**DATA FOR THIS TASK**
--- BEGIN ---

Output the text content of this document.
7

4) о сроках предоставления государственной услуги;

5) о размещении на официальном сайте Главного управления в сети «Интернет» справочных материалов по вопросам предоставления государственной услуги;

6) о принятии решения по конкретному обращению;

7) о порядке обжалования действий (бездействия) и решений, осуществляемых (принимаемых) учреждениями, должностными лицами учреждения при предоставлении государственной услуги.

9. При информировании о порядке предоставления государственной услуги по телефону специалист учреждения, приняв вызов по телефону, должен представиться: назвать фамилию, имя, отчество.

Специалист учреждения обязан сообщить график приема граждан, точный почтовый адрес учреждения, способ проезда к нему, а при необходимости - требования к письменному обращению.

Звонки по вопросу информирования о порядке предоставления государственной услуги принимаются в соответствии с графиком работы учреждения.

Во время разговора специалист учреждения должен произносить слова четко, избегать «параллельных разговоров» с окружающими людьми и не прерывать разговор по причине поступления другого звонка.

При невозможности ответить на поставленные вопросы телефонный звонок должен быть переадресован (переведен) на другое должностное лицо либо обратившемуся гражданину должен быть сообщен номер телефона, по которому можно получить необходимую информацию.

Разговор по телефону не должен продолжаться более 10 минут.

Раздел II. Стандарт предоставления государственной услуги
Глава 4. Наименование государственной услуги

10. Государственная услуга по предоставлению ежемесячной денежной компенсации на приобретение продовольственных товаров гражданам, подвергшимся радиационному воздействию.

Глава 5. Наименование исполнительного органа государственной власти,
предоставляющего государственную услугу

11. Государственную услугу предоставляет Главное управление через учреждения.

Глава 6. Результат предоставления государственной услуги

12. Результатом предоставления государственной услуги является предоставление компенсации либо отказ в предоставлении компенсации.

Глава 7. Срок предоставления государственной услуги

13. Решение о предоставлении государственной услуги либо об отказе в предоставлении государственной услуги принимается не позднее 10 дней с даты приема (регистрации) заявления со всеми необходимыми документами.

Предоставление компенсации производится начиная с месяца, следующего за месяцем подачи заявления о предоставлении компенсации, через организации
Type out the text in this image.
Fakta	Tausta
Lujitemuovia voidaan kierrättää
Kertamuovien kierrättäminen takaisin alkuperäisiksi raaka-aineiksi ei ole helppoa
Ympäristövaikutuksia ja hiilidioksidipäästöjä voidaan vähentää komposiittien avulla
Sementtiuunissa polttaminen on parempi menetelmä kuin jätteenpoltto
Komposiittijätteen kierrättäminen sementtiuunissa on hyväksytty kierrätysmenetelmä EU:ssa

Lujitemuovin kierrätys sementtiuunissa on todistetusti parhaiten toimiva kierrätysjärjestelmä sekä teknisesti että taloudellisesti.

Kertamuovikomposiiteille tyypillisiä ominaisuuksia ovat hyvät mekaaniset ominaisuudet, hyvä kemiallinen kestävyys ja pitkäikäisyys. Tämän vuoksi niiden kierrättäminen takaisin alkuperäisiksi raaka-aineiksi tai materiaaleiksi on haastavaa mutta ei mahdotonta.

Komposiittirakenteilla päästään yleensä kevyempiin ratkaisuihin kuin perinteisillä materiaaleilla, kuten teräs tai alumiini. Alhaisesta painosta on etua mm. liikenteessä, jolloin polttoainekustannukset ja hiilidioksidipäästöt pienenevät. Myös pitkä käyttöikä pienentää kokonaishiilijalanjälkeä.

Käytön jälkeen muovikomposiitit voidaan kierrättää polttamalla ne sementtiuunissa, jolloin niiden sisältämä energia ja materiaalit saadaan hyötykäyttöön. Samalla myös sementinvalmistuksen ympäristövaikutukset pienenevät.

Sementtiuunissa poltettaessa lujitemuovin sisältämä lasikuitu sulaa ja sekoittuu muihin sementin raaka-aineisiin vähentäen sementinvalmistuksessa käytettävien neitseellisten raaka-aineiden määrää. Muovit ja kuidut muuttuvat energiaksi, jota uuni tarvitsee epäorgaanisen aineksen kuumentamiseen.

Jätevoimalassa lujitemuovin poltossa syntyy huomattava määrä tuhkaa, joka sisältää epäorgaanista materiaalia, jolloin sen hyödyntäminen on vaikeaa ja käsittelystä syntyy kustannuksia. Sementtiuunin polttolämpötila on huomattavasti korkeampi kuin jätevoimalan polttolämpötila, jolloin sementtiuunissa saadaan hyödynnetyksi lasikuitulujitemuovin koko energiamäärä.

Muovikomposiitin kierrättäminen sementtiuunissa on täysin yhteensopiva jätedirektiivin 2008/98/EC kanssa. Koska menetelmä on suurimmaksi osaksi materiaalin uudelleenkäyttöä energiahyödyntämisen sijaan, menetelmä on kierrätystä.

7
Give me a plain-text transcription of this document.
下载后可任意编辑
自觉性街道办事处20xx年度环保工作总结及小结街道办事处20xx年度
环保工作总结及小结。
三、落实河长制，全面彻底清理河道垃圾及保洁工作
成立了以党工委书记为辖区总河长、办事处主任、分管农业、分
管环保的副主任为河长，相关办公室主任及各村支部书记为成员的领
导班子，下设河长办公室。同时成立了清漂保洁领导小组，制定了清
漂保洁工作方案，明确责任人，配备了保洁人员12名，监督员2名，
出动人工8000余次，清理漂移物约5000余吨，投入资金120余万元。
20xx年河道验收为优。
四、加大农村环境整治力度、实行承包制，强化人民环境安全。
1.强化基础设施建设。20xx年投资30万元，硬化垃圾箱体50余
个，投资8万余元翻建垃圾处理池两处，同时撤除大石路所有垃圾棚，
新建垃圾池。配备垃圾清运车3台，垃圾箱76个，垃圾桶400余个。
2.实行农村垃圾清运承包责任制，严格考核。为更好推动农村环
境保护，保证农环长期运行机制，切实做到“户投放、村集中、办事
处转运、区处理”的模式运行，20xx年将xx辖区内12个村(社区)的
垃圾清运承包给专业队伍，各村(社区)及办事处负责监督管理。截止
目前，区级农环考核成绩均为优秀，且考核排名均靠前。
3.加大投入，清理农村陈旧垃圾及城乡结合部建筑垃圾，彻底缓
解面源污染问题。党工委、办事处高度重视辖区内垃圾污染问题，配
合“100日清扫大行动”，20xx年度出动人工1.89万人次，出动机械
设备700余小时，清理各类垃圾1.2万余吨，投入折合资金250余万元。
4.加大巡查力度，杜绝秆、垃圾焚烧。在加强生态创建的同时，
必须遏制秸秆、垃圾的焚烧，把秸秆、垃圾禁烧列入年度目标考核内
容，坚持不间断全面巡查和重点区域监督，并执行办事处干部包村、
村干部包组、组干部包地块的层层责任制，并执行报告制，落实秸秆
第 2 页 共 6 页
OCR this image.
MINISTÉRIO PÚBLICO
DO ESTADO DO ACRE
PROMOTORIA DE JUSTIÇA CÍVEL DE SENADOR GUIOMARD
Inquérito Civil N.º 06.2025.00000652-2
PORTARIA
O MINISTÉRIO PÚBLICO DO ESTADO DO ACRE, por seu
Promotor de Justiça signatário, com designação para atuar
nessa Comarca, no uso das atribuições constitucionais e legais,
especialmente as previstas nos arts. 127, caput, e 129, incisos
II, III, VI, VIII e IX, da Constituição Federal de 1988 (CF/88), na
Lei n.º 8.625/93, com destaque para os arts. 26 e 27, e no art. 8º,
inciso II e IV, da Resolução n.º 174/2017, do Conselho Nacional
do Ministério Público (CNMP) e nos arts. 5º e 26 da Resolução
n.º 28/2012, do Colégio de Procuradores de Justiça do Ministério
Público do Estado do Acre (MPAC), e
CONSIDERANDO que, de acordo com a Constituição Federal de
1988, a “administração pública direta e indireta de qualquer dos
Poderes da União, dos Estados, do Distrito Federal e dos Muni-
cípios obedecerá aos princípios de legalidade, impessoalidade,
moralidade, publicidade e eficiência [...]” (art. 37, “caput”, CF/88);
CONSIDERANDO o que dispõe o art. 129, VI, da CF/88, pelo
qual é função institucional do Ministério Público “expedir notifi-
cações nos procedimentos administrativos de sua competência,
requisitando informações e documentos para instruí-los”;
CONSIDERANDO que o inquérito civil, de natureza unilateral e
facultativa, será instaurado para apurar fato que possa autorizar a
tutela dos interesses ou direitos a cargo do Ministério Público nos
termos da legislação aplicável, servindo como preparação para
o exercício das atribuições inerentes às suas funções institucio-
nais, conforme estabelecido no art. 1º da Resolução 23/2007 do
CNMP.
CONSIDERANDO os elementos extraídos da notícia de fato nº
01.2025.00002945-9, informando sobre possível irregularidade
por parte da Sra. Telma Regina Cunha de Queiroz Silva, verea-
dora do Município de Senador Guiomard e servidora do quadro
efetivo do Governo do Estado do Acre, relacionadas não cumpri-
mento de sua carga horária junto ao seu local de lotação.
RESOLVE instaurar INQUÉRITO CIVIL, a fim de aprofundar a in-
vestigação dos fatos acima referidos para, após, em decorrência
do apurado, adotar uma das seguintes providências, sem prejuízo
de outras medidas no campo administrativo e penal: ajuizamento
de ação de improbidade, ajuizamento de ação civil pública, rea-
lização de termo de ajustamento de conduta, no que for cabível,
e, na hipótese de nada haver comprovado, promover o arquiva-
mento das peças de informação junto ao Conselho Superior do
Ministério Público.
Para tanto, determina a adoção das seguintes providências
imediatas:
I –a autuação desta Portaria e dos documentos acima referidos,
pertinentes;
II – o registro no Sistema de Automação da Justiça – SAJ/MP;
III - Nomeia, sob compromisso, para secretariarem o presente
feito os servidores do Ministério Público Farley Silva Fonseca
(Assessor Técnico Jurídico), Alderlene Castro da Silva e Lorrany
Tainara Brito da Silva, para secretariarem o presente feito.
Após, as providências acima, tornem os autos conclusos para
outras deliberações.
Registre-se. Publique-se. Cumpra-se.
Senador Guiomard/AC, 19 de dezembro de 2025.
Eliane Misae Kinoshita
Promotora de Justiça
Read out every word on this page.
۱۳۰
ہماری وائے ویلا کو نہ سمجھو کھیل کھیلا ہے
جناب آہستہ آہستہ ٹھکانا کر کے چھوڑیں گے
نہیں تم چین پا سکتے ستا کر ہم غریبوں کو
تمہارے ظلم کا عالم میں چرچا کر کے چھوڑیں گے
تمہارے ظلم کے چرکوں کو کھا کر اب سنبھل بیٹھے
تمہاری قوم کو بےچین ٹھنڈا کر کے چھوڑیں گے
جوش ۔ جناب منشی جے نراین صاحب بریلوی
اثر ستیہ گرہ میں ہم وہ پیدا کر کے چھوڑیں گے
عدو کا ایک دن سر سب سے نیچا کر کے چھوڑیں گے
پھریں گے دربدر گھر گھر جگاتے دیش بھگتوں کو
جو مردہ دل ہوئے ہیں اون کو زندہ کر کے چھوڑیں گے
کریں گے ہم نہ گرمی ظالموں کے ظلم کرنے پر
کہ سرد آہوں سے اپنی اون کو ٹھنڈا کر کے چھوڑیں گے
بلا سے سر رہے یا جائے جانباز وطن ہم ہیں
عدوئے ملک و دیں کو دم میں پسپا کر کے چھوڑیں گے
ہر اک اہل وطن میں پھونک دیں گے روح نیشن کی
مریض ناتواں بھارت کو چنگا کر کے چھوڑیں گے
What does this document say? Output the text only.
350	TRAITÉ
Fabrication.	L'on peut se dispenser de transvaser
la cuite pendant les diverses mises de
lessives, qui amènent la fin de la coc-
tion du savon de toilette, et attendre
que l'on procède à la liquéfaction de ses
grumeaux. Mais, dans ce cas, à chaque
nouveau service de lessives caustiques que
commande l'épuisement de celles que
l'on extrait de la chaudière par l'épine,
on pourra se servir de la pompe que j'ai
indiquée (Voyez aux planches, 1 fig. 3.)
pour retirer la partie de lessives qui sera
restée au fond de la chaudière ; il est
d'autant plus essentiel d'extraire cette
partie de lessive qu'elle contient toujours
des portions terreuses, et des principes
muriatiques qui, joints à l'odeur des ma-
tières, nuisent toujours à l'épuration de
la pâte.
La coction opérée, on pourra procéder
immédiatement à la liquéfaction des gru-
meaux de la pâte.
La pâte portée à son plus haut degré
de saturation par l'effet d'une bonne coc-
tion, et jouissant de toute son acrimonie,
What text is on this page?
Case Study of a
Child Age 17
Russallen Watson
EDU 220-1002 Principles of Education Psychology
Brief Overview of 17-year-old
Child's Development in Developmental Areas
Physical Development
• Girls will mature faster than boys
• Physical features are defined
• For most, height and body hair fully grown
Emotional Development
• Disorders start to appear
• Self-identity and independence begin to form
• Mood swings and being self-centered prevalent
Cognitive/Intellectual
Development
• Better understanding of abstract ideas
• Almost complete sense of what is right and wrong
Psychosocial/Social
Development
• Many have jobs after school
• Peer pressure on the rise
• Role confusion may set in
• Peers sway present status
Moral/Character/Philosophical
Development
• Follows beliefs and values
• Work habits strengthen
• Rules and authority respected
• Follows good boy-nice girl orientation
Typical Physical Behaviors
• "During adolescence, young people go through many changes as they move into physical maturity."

--- END ---

**JOB**
Scan the data for the word "Resolução" and copy every line where it shows up.

**RESULT OF THIS EXERCISE**
inciso II e IV, da Resolução n.º 174/2017, do Conselho Nacional
do Ministério Público (CNMP) e nos arts. 5º e 26 da Resolução
nais, conforme estabelecido no art. 1º da Resolução 23/2007 do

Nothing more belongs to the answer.